## Consigne 1
Mettez à jour le texte sur la mission des Martyrs : reprenez tout ce qui va de "1. De la Mission" jusqu'à "Paris en 1670.", en remplaçant "Anniez" par "Agniez".

## Texte à lire
ANNÉE 1669. CHAPITRE 1, page 1 à 7

1. De la Mission des Martyrs dans le pays des Anniez ou Iroquois Inferieurs.

RELATION DE CE QVI S'EST PASSÉ DE PLVS REMARQVABLE AUX MISSIONS DES PERES DE LA COMPAGNIE DE lESUS EN LA NOUVELLE fRANCE, ÈS ANNÉES 1668. ET 1669.

Enuoyée au R.P., ESTIENNE DECHAMPS Prouincial de la Prouince de France (*)

(*) D'après l'édition de Sébastien Mabre-Cramoisy, publiée à Paris en 1670.

Relation-1669. A



CHAPITRE PREMIER.

De la Mission des Martyrs dans les païs des Anniez, ou Iroquois Inferieurs.

Le Peuple d'Agnié a esté autrefois une des plus florissantes Nations Iroquoises, et a touiours passé iusques à cette heure pour une des plus vaillantes et des plus fieres. Cet esprit guerrier qui l'occupoit aux armes, l'éloignoit si fort de la Foy, que l'on croyoit que les Agniez seroient les derniers à se soümettre à l'Evangile. Mais s'est servi des armes de la France pour donner commencement à leur conversion; leur courage s'est ramoli aprés leur defaite, et c'est maintenant de tous les peuples Iroquois, celuy qui donne de plus grandes esperances de sa conversion à la Foy Chreslienne.

Le Pere lean Pierron, aprés avoir fait un voyage à Quebec, arriva heureusement à Tinniontoguen, qui est le principal Bourg de cette nation, le 7. iour d'Octobre de l'année 1668. et prit entierement le soin de cette nouvelle Eglise, que le Pere Fremin luy laissa, aprés l'avoir cultivée avec des fatigues incroyables: le vivre y est si pauvre qu'on n'y mange presque point de chair ny de poisson; mais Dieu fait par sa grace que les Missionnaires vivent tres­contens dans ce depoüillement de toutes choses. Il n'y a rien de plus pauvre que nos Agniez, dit le Pere dans une de ses Lettres; mais avec cela ie les ayme plus que moy mesme, voyant les dispositions qu'ils ont au Christianisme.

## Consigne 2
Renvoyez chaque ligne des entrées où figure la chaîne "Documents".

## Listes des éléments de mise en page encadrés
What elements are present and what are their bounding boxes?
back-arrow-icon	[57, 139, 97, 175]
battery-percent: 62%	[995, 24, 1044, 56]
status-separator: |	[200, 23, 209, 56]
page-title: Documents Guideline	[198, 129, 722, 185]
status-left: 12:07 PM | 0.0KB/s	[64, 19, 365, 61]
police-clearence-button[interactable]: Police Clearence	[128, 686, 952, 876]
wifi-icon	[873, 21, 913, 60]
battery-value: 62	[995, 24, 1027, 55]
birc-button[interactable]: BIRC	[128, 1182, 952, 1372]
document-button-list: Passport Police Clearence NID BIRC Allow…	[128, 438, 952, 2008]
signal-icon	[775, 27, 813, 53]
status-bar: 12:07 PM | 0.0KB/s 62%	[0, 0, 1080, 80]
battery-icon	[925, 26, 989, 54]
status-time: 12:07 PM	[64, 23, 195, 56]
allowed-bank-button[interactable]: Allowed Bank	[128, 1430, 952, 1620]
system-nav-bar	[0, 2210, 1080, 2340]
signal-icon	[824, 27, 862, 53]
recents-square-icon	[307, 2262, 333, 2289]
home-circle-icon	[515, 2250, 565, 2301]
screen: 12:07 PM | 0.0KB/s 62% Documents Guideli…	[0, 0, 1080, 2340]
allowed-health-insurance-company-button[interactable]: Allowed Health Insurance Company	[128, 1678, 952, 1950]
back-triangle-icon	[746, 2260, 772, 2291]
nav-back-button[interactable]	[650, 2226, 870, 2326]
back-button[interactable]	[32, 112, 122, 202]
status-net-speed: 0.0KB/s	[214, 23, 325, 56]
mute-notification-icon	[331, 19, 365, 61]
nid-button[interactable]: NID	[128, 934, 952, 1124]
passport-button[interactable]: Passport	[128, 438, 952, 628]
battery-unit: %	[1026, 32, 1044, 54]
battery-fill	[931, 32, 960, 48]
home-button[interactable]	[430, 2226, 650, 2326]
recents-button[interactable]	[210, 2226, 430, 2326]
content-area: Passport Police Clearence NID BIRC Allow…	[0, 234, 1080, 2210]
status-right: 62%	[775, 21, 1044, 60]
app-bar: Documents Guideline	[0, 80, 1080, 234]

## Réponse complète 1
1. De la Mission des Martyrs dans le pays des Agniez ou Iroquois Inferieurs.

RELATION DE CE QVI S'EST PASSÉ DE PLVS REMARQVABLE AUX MISSIONS DES PERES DE LA COMPAGNIE DE lESUS EN LA NOUVELLE fRANCE, ÈS ANNÉES 1668. ET 1669.

Enuoyée au R.P., ESTIENNE DECHAMPS Prouincial de la Prouince de France (*)

(*) D'après l'édition de Sébastien Mabre-Cramoisy, publiée à Paris en 1670.

## Réponse complète 2
page-title: Documents Guideline	[198, 129, 722, 185]
screen: 12:07 PM | 0.0KB/s 62% Documents Guideli…	[0, 0, 1080, 2340]
app-bar: Documents Guideline	[0, 80, 1080, 234]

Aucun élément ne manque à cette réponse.